About this task: Go through the records below and show every line with the string "JSON".

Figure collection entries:
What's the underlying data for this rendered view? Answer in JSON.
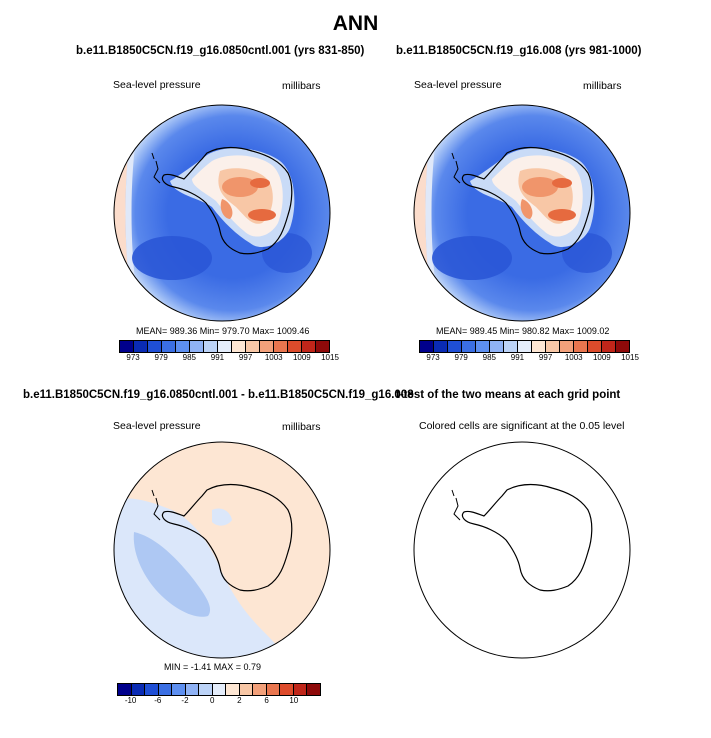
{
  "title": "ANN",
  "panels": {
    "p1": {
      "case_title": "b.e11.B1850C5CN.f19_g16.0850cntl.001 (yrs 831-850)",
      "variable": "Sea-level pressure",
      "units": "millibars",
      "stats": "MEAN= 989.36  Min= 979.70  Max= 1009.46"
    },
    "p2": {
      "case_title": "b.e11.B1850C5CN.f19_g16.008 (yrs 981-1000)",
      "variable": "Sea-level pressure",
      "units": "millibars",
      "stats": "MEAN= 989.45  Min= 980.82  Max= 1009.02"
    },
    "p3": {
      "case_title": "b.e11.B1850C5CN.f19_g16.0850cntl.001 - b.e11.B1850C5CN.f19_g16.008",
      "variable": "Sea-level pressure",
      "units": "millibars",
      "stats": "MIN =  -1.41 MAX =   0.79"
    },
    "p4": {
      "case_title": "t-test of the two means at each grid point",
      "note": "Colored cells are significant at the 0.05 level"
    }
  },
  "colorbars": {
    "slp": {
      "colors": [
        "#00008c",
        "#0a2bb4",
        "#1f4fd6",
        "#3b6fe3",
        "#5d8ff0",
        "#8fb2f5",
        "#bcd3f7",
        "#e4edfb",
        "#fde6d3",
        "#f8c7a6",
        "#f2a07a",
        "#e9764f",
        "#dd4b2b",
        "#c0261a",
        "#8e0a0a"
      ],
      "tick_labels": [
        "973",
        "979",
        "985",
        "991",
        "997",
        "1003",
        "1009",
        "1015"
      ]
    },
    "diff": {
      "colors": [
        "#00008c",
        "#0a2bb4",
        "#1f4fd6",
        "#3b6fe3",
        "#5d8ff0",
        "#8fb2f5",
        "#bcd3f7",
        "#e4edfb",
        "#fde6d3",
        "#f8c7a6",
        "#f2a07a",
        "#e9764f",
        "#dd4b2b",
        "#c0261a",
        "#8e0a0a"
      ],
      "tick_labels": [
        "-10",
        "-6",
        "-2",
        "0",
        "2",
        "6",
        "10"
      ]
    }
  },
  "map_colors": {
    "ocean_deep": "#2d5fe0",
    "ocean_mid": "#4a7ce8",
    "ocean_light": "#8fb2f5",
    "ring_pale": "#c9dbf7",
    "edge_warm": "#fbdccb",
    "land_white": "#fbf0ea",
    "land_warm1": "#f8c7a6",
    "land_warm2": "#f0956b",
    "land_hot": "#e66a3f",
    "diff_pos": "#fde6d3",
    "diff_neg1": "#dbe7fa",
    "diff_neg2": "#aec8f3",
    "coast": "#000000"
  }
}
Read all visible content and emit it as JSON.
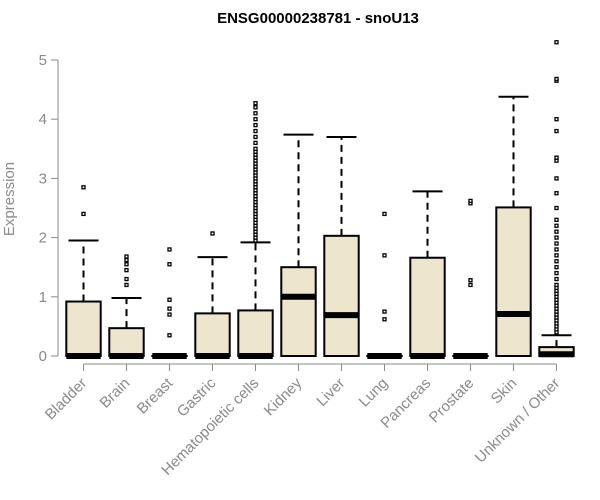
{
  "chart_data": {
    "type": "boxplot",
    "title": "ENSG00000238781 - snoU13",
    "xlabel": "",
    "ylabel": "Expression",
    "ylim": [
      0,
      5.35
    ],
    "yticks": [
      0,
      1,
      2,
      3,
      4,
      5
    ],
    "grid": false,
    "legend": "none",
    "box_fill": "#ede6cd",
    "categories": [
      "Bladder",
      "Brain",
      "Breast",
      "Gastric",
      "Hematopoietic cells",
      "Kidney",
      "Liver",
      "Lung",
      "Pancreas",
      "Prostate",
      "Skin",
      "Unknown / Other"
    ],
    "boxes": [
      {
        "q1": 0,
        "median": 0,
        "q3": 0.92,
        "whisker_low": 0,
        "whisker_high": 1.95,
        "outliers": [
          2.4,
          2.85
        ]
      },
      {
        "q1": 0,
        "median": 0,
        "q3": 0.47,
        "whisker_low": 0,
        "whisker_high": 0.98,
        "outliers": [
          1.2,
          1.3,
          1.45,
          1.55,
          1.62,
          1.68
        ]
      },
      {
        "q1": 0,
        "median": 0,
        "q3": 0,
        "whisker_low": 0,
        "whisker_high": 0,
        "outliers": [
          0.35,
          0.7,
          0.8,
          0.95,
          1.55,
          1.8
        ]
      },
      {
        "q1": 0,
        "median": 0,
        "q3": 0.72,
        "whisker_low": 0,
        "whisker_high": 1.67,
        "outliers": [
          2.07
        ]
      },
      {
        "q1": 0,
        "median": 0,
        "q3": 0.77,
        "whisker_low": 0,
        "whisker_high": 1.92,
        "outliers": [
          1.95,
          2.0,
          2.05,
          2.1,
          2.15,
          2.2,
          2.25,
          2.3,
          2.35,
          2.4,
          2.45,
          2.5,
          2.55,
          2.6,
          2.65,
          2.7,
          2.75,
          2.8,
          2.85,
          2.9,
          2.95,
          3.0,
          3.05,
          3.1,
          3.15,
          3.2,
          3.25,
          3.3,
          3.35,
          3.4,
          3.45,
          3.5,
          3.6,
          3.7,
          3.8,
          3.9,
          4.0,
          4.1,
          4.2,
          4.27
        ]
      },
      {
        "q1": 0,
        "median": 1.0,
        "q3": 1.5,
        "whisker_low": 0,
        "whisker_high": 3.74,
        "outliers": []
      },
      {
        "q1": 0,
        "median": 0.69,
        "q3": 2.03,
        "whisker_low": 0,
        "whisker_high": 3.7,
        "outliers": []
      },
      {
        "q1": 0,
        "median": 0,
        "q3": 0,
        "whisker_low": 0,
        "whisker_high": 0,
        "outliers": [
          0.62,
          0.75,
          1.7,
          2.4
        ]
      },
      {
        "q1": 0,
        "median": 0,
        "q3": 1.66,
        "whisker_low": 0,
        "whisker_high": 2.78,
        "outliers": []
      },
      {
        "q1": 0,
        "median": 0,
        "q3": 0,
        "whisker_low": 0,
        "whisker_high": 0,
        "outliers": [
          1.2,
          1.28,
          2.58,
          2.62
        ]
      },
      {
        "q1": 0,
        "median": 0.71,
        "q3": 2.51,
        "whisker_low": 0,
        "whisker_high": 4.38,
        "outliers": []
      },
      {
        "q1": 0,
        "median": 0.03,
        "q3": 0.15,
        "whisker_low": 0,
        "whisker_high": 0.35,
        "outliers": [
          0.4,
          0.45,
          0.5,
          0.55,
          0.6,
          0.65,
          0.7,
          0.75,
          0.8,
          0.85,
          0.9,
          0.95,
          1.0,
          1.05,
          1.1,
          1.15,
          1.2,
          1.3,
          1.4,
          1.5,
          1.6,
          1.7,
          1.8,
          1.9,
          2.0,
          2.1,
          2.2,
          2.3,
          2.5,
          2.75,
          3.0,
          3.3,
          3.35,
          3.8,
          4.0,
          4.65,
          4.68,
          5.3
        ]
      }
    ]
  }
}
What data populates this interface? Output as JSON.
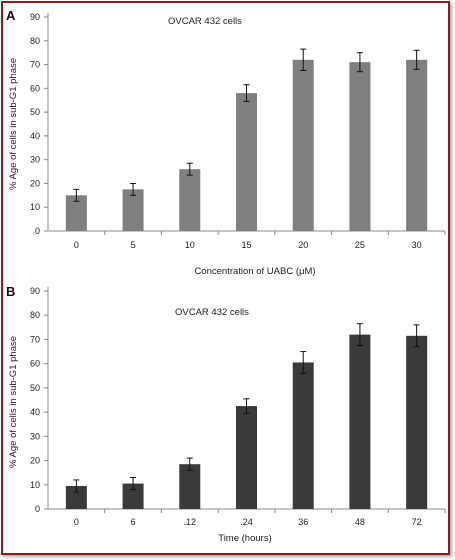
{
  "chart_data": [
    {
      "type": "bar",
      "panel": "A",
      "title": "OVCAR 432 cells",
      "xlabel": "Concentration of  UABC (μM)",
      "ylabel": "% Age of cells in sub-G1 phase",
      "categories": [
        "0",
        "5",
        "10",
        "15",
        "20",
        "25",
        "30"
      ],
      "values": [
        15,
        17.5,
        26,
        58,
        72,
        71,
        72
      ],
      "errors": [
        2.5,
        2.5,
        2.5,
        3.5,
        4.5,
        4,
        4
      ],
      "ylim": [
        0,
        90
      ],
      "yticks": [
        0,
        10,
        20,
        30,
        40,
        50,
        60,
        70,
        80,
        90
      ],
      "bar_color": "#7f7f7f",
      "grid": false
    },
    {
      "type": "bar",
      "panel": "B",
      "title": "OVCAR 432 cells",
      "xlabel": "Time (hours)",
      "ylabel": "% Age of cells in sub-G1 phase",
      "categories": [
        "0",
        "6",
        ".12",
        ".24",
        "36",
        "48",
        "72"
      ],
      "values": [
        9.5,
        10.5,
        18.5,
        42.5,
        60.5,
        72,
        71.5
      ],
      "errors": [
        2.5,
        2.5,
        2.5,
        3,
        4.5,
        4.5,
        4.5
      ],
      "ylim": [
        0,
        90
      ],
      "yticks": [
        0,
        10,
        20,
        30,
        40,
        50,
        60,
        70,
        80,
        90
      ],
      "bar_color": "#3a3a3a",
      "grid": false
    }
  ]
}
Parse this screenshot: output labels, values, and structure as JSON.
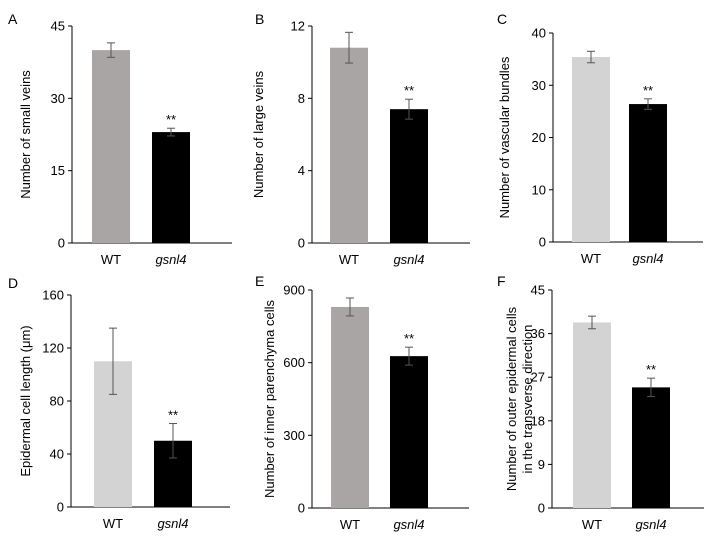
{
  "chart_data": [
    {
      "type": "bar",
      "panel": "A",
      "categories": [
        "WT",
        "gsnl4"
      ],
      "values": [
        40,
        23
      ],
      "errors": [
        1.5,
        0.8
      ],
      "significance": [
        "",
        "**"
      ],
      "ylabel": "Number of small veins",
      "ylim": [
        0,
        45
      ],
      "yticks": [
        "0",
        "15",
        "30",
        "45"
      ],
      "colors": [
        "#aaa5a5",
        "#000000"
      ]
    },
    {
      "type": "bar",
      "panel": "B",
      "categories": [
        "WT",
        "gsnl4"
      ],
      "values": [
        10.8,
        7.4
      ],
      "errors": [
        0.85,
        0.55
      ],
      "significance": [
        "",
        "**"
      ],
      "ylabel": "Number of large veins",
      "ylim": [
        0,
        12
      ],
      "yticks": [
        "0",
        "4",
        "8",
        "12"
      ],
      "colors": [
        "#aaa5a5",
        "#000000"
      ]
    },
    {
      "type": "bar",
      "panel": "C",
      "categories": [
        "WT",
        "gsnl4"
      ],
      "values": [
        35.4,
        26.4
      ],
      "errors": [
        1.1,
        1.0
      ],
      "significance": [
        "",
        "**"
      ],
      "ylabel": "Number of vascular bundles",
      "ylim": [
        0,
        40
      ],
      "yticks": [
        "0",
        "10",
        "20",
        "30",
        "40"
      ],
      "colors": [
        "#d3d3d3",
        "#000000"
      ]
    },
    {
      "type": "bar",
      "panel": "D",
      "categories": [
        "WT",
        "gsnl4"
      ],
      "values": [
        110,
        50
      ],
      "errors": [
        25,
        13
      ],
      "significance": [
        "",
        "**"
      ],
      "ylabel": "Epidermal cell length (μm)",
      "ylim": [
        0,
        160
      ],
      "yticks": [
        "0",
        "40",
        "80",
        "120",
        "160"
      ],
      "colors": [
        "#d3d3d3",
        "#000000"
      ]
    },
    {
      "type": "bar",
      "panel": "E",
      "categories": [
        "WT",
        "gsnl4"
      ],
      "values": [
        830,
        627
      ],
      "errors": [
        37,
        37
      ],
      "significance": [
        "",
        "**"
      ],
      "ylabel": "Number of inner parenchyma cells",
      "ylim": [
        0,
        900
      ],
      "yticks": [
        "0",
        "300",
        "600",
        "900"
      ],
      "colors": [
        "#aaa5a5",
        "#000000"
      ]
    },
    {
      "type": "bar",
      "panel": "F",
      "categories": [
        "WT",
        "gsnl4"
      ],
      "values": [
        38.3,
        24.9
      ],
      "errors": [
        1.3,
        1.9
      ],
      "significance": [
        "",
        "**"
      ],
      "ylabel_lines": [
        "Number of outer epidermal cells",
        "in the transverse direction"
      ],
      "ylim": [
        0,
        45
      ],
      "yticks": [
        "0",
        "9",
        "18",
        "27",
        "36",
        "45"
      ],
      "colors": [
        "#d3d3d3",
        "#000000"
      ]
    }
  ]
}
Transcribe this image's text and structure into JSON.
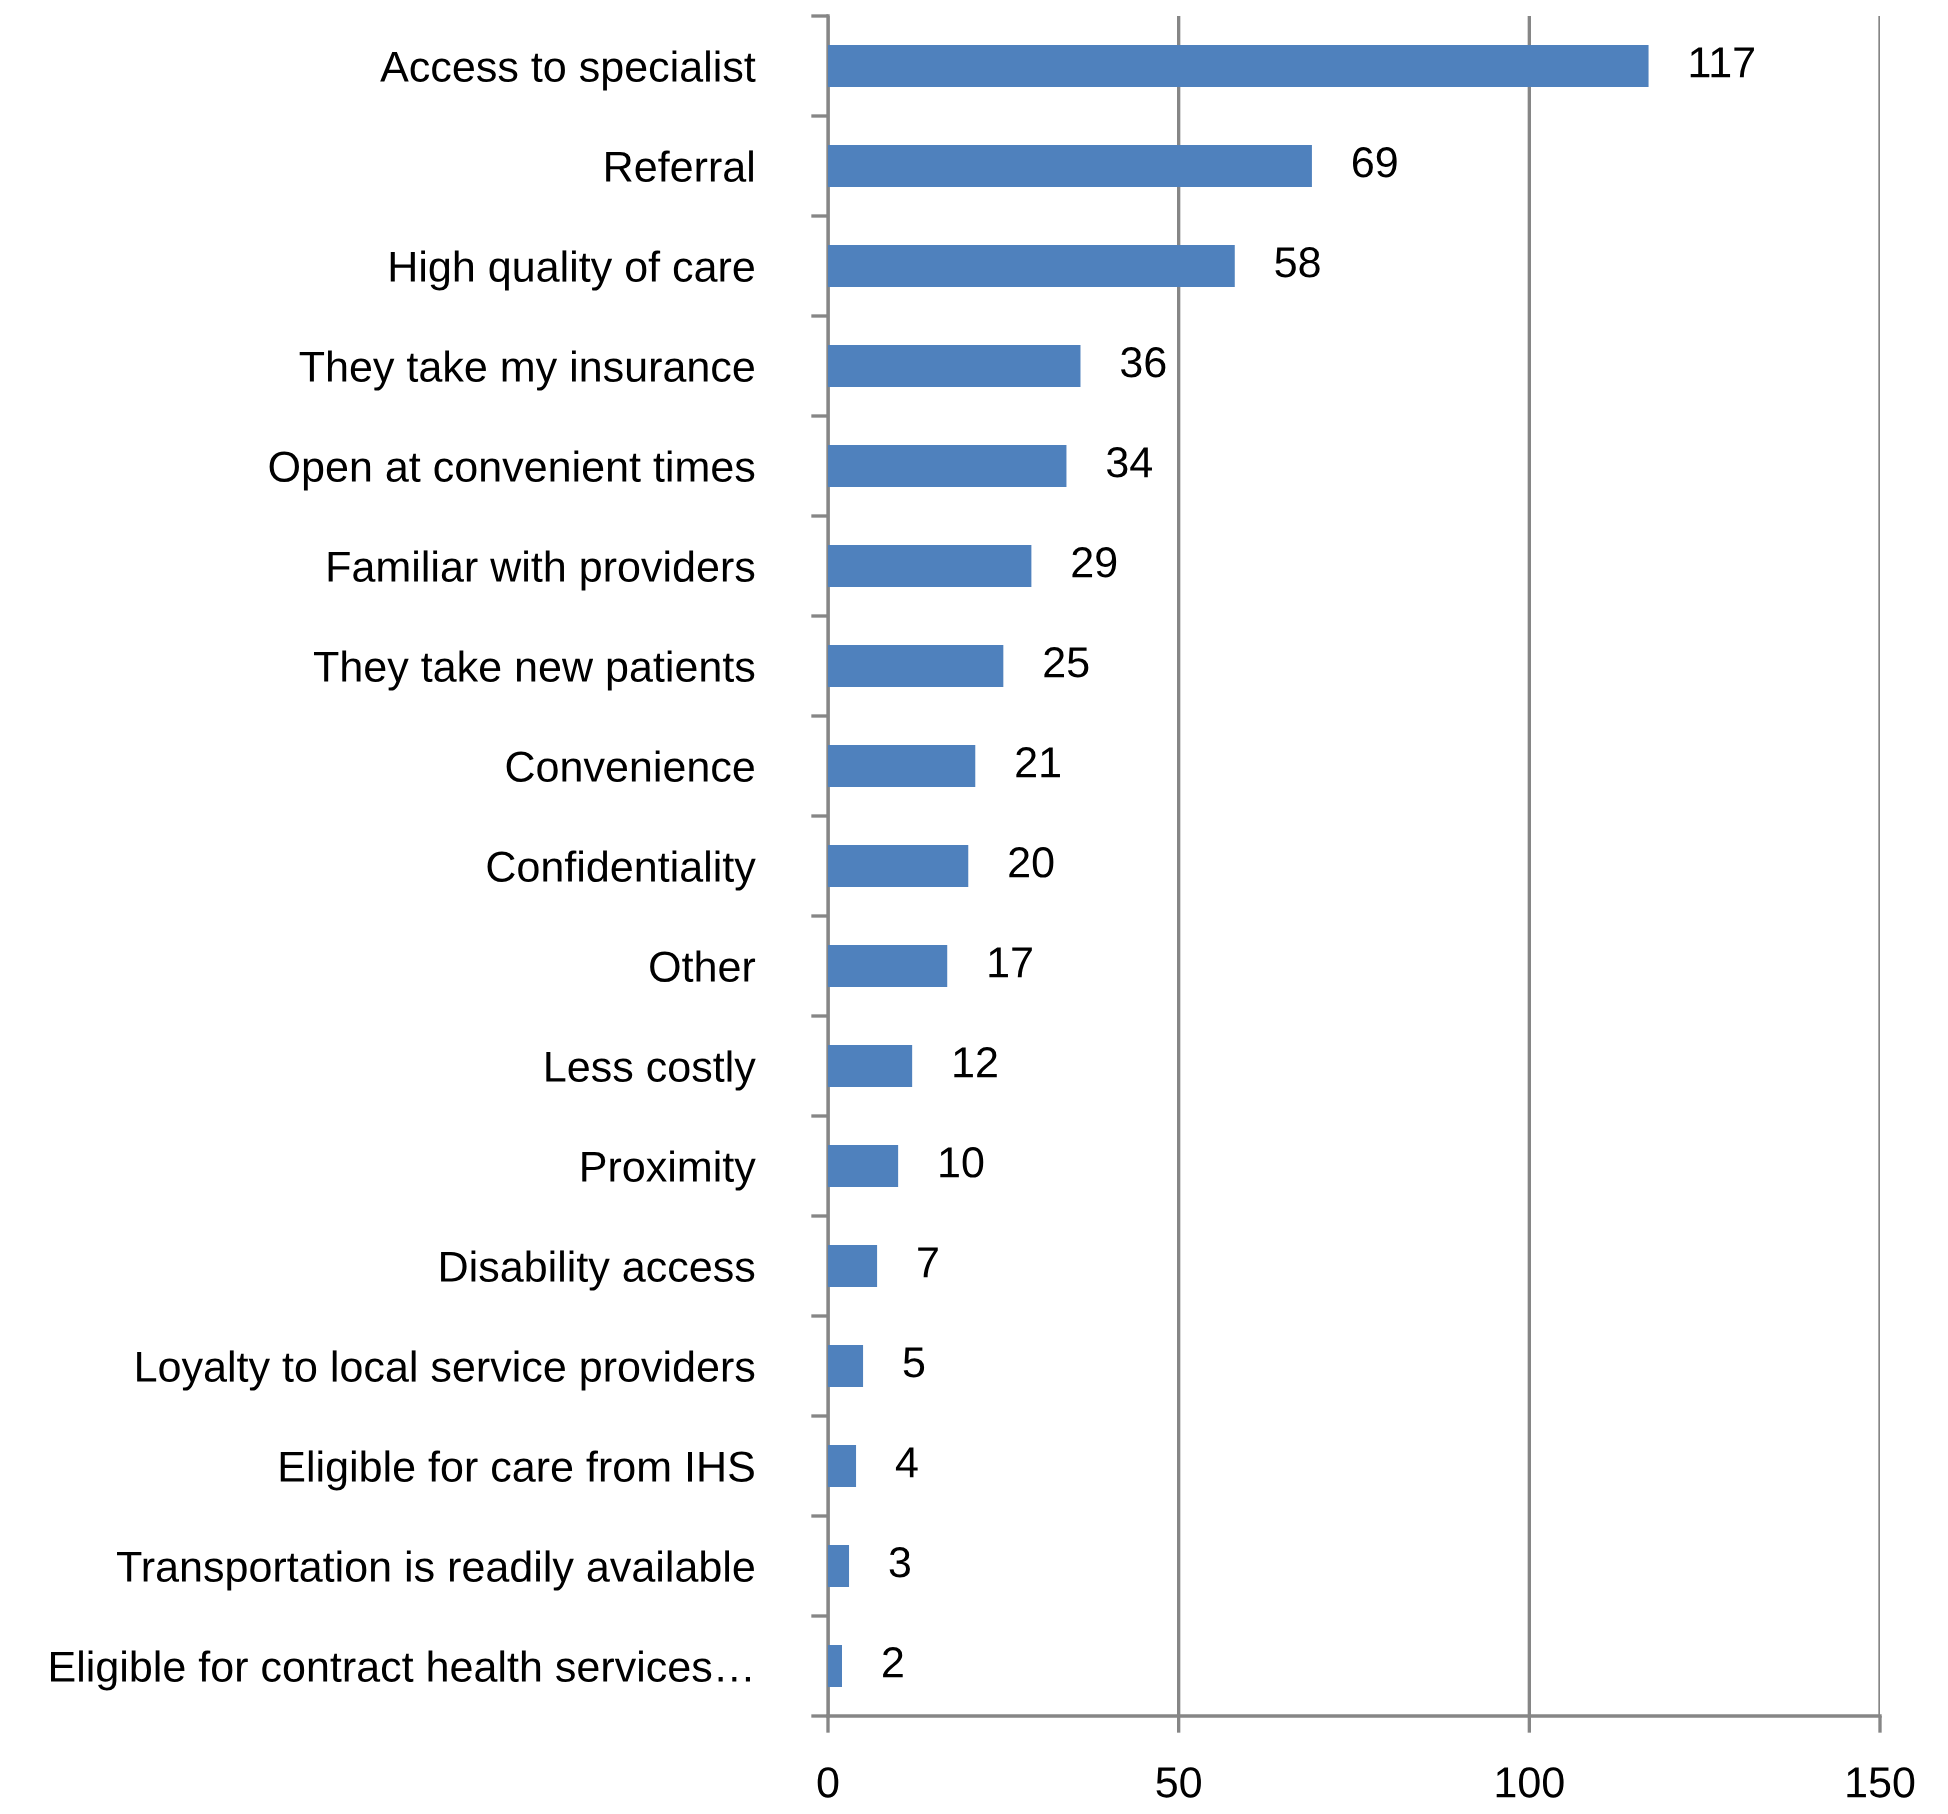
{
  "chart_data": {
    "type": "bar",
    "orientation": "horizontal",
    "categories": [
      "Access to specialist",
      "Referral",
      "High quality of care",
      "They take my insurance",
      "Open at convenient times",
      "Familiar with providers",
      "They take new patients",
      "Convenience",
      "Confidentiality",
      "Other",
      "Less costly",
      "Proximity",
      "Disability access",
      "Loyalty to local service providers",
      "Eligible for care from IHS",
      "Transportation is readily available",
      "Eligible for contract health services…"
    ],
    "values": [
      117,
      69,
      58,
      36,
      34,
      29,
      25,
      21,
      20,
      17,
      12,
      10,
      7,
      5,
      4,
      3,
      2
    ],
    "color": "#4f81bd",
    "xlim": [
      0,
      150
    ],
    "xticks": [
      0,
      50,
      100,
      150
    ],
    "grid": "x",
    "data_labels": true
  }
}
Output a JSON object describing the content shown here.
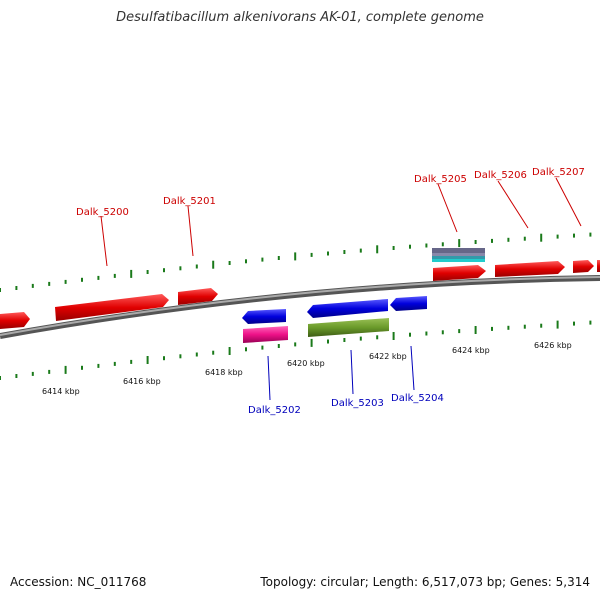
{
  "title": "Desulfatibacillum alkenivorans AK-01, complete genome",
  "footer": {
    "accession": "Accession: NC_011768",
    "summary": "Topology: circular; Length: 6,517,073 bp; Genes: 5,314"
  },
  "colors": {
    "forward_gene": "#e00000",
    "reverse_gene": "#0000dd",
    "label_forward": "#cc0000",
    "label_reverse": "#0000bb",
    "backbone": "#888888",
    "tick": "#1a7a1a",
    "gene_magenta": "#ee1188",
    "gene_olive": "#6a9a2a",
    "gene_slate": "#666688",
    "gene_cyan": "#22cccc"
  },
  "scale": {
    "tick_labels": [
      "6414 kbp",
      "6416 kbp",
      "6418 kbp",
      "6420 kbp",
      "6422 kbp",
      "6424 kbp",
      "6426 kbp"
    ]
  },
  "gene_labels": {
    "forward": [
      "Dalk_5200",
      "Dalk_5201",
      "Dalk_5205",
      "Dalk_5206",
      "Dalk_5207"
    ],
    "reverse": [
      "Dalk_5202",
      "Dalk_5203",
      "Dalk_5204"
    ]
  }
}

Reply to the task:
What's the underlying data for this rendered view? Answer in JSON.
Read all visible content and emit it as JSON.
What data populates this interface? Output as JSON.
Parse this screenshot: output labels, values, and structure as JSON.
Transcribe this image's text and structure into JSON.
Output a JSON object describing the content shown here.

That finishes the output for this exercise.